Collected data
____
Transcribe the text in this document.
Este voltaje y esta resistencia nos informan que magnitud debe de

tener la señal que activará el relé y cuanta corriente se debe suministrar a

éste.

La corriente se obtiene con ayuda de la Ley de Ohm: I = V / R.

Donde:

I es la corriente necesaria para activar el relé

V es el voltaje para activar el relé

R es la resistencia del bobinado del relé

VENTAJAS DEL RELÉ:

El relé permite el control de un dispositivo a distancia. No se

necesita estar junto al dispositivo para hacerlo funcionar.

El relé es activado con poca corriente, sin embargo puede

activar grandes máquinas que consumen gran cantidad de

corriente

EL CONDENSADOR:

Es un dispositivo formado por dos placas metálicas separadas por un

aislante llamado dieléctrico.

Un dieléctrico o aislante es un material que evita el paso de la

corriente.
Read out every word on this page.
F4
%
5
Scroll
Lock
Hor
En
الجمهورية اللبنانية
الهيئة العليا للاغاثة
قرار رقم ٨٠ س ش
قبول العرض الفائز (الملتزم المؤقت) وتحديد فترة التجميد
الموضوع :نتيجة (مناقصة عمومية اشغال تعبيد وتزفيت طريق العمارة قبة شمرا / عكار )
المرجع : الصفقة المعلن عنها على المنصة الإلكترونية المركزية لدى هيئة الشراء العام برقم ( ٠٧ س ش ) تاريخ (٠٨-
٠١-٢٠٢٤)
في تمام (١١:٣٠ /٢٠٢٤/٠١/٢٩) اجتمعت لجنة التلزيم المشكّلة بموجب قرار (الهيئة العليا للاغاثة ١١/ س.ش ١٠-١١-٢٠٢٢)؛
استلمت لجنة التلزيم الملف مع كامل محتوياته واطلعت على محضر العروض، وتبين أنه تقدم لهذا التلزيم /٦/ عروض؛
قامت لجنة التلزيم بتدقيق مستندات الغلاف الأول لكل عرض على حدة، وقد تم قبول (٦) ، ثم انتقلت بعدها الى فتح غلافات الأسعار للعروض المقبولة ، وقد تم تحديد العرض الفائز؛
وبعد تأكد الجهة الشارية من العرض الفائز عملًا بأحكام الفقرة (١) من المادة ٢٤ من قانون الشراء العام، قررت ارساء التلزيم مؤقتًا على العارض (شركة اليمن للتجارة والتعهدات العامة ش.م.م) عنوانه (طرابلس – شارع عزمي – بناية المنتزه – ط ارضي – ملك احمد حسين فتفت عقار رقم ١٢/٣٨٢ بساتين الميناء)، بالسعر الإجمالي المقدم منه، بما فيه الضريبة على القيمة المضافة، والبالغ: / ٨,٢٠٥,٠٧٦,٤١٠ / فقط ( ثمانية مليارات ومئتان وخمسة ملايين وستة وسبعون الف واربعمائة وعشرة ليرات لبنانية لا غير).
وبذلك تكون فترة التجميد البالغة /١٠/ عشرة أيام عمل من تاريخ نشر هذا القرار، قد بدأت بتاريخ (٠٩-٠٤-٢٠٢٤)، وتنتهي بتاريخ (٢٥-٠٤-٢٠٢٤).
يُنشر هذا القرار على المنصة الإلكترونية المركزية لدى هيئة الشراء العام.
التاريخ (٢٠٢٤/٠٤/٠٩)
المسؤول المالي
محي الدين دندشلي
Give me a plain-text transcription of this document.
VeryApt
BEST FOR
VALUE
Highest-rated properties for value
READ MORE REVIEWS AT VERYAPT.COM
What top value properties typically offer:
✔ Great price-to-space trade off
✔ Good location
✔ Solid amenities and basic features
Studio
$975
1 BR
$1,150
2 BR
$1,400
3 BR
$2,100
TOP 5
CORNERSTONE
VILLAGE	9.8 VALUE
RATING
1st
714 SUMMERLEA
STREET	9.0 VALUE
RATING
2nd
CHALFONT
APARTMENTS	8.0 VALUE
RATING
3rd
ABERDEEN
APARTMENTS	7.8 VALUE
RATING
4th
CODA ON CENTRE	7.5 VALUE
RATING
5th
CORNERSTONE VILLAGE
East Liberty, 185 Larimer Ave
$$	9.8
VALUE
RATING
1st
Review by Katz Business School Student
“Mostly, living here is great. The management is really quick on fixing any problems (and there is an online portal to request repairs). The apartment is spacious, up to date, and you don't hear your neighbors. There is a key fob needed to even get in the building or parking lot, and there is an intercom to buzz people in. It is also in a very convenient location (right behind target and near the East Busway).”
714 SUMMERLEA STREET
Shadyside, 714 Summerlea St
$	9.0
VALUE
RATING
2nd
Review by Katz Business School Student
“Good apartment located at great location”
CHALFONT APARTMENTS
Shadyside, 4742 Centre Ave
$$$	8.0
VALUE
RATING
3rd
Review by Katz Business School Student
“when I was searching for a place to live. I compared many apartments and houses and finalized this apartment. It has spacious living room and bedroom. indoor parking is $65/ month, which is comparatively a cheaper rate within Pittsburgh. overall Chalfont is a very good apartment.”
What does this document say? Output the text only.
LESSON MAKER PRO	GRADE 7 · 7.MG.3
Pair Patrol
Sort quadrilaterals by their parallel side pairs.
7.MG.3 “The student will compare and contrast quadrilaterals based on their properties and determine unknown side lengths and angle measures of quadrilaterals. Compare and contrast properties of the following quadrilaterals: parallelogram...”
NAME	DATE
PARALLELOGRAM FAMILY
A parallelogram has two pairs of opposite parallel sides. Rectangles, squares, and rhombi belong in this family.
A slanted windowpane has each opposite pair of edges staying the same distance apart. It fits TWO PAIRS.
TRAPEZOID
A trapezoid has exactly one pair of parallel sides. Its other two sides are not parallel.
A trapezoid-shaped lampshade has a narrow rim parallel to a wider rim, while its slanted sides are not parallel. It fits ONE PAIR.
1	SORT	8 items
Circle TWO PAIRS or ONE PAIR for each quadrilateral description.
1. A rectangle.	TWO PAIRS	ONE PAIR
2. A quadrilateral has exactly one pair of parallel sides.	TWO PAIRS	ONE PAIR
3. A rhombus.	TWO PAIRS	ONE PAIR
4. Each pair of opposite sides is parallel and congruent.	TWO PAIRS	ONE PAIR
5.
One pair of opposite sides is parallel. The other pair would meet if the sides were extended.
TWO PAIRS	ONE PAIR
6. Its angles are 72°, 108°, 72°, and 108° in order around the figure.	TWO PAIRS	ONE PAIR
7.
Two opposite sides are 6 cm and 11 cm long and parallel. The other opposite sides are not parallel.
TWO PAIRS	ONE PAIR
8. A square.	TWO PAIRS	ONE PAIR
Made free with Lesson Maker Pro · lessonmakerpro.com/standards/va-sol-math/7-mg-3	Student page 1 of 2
____
- [WHAT TO DO]
Look through the material above. Copy each line where the word "this" appears.

- [RESULT]
Transcribe the text in this document.
Read out every word on this page.
Give me a plain-text transcription of this document.
“when I was searching for a place to live. I compared many apartments and houses and finalized this apartment. It has spacious living room and bedroom. indoor parking is $65/ month, which is comparatively a cheaper rate within Pittsburgh. overall Chalfont is a very good apartment.”
What does this document say? Output the text only.
A parallelogram has two pairs of opposite parallel sides. Rectangles, squares, and rhombi belong in this family.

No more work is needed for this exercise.